All of the entries need to be written out again, exactly as they are.
****************************************
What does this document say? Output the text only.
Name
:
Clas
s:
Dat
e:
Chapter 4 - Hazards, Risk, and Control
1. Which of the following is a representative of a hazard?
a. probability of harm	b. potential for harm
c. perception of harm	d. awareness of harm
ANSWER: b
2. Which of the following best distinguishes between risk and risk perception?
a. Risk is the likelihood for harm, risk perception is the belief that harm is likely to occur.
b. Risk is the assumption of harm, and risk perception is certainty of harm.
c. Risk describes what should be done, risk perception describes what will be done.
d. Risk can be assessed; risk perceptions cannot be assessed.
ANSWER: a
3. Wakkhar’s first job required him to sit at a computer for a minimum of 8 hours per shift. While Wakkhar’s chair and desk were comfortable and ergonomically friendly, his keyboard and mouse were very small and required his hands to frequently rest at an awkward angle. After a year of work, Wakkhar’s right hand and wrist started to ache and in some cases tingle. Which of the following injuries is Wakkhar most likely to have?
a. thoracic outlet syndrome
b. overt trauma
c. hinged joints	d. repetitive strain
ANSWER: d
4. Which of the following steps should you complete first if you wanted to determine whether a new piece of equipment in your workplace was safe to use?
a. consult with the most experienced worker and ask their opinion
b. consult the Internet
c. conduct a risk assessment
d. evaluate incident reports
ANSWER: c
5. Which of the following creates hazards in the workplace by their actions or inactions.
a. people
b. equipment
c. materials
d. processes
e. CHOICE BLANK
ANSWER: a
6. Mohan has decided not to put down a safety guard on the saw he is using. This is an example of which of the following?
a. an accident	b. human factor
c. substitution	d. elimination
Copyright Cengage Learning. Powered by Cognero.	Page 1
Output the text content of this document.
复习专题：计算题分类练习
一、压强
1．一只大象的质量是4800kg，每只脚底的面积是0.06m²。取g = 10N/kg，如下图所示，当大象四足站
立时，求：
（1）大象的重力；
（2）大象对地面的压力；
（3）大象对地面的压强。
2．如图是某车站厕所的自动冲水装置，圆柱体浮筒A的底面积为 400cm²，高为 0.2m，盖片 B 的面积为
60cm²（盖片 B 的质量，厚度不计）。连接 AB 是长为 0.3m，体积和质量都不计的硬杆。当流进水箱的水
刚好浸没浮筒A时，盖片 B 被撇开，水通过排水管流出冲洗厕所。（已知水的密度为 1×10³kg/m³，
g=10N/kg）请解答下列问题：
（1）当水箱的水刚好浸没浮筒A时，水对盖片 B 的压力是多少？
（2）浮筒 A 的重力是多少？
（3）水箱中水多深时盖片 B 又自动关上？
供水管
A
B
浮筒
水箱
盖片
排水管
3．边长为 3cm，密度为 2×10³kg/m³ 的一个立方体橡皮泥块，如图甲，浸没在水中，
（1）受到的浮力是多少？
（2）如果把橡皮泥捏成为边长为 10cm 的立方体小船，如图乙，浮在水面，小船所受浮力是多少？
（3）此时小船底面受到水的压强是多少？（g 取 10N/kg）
****************************************
§ Expected answer:
What does this document say? Output the text only.
Name
:
Clas
s:
Dat
e:
Chapter 4 - Hazards, Risk, and Control
1. Which of the following is a representative of a hazard?
a. probability of harm	b. potential for harm
c. perception of harm	d. awareness of harm
ANSWER: b
2. Which of the following best distinguishes between risk and risk perception?
a. Risk is the likelihood for harm, risk perception is the belief that harm is likely to occur.
b. Risk is the assumption of harm, and risk perception is certainty of harm.
c. Risk describes what should be done, risk perception describes what will be done.
d. Risk can be assessed; risk perceptions cannot be assessed.
ANSWER: a
3. Wakkhar’s first job required him to sit at a computer for a minimum of 8 hours per shift. While Wakkhar’s chair and desk were comfortable and ergonomically friendly, his keyboard and mouse were very small and required his hands to frequently rest at an awkward angle. After a year of work, Wakkhar’s right hand and wrist started to ache and in some cases tingle. Which of the following injuries is Wakkhar most likely to have?
a. thoracic outlet syndrome
b. overt trauma
c. hinged joints	d. repetitive strain
ANSWER: d
4. Which of the following steps should you complete first if you wanted to determine whether a new piece of equipment in your workplace was safe to use?
a. consult with the most experienced worker and ask their opinion
b. consult the Internet
c. conduct a risk assessment
d. evaluate incident reports
ANSWER: c
5. Which of the following creates hazards in the workplace by their actions or inactions.
a. people
b. equipment
c. materials
d. processes
e. CHOICE BLANK
ANSWER: a
6. Mohan has decided not to put down a safety guard on the saw he is using. This is an example of which of the following?
a. an accident	b. human factor
c. substitution	d. elimination
Copyright Cengage Learning. Powered by Cognero.	Page 1
Output the text content of this document.
复习专题：计算题分类练习
一、压强
1．一只大象的质量是4800kg，每只脚底的面积是0.06m²。取g = 10N/kg，如下图所示，当大象四足站
立时，求：
（1）大象的重力；
（2）大象对地面的压力；
（3）大象对地面的压强。
2．如图是某车站厕所的自动冲水装置，圆柱体浮筒A的底面积为 400cm²，高为 0.2m，盖片 B 的面积为
60cm²（盖片 B 的质量，厚度不计）。连接 AB 是长为 0.3m，体积和质量都不计的硬杆。当流进水箱的水
刚好浸没浮筒A时，盖片 B 被撇开，水通过排水管流出冲洗厕所。（已知水的密度为 1×10³kg/m³，
g=10N/kg）请解答下列问题：
（1）当水箱的水刚好浸没浮筒A时，水对盖片 B 的压力是多少？
（2）浮筒 A 的重力是多少？
（3）水箱中水多深时盖片 B 又自动关上？
供水管
A
B
浮筒
水箱
盖片
排水管
3．边长为 3cm，密度为 2×10³kg/m³ 的一个立方体橡皮泥块，如图甲，浸没在水中，
（1）受到的浮力是多少？
（2）如果把橡皮泥捏成为边长为 10cm 的立方体小船，如图乙，浮在水面，小船所受浮力是多少？
（3）此时小船底面受到水的压强是多少？（g 取 10N/kg）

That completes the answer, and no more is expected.